Extract the entries in their exact form.

-------- RECORDS PROVIDED --------

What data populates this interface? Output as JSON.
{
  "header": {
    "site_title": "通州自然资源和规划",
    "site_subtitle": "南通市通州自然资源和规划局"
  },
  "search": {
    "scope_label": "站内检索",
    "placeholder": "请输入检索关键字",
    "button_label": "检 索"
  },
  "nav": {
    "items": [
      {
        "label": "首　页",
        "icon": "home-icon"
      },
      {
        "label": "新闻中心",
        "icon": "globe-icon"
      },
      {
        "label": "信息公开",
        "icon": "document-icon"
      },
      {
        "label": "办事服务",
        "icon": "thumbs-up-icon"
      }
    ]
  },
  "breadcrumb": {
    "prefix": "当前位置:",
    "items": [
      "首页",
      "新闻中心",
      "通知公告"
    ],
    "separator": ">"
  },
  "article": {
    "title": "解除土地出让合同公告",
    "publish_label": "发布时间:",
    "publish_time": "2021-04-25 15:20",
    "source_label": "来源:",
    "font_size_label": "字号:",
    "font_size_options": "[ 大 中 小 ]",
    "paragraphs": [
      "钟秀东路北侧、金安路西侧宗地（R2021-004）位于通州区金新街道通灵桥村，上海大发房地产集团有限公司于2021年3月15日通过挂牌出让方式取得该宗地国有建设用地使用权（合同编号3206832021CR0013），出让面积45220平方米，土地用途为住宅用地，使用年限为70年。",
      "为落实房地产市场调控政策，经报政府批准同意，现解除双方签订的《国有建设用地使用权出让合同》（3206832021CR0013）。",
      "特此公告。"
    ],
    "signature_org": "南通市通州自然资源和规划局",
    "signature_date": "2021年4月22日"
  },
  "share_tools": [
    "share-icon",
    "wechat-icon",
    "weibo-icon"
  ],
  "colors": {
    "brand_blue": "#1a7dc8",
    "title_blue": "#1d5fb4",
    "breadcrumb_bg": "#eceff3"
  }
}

--------

**EXERCISE RESULT**
What data populates this interface? Output as JSON.
{
  "header": {
    "site_title": "通州自然资源和规划",
    "site_subtitle": "南通市通州自然资源和规划局"
  },
  "search": {
    "scope_label": "站内检索",
    "placeholder": "请输入检索关键字",
    "button_label": "检 索"
  },
  "nav": {
    "items": [
      {
        "label": "首　页",
        "icon": "home-icon"
      },
      {
        "label": "新闻中心",
        "icon": "globe-icon"
      },
      {
        "label": "信息公开",
        "icon": "document-icon"
      },
      {
        "label": "办事服务",
        "icon": "thumbs-up-icon"
      }
    ]
  },
  "breadcrumb": {
    "prefix": "当前位置:",
    "items": [
      "首页",
      "新闻中心",
      "通知公告"
    ],
    "separator": ">"
  },
  "article": {
    "title": "解除土地出让合同公告",
    "publish_label": "发布时间:",
    "publish_time": "2021-04-25 15:20",
    "source_label": "来源:",
    "font_size_label": "字号:",
    "font_size_options": "[ 大 中 小 ]",
    "paragraphs": [
      "钟秀东路北侧、金安路西侧宗地（R2021-004）位于通州区金新街道通灵桥村，上海大发房地产集团有限公司于2021年3月15日通过挂牌出让方式取得该宗地国有建设用地使用权（合同编号3206832021CR0013），出让面积45220平方米，土地用途为住宅用地，使用年限为70年。",
      "为落实房地产市场调控政策，经报政府批准同意，现解除双方签订的《国有建设用地使用权出让合同》（3206832021CR0013）。",
      "特此公告。"
    ],
    "signature_org": "南通市通州自然资源和规划局",
    "signature_date": "2021年4月22日"
  },
  "share_tools": [
    "share-icon",
    "wechat-icon",
    "weibo-icon"
  ],
  "colors": {
    "brand_blue": "#1a7dc8",
    "title_blue": "#1d5fb4",
    "breadcrumb_bg": "#eceff3"
  }
}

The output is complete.